_Brief_
Write the material out again exactly as it stands.

Begin Given records

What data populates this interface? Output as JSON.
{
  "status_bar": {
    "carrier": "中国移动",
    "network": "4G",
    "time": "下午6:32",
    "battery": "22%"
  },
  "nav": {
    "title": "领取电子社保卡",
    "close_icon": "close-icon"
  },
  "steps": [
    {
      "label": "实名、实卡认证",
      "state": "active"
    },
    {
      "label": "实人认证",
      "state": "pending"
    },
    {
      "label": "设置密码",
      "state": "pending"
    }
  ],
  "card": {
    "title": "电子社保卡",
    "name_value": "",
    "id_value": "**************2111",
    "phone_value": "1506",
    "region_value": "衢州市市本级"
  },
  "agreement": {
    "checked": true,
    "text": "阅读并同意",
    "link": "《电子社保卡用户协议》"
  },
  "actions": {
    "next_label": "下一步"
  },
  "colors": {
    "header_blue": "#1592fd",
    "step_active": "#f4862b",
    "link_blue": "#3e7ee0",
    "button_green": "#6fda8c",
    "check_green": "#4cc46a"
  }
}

End Given records

_Result_
What data populates this interface? Output as JSON.
{
  "status_bar": {
    "carrier": "中国移动",
    "network": "4G",
    "time": "下午6:32",
    "battery": "22%"
  },
  "nav": {
    "title": "领取电子社保卡",
    "close_icon": "close-icon"
  },
  "steps": [
    {
      "label": "实名、实卡认证",
      "state": "active"
    },
    {
      "label": "实人认证",
      "state": "pending"
    },
    {
      "label": "设置密码",
      "state": "pending"
    }
  ],
  "card": {
    "title": "电子社保卡",
    "name_value": "",
    "id_value": "**************2111",
    "phone_value": "1506",
    "region_value": "衢州市市本级"
  },
  "agreement": {
    "checked": true,
    "text": "阅读并同意",
    "link": "《电子社保卡用户协议》"
  },
  "actions": {
    "next_label": "下一步"
  },
  "colors": {
    "header_blue": "#1592fd",
    "step_active": "#f4862b",
    "link_blue": "#3e7ee0",
    "button_green": "#6fda8c",
    "check_green": "#4cc46a"
  }
}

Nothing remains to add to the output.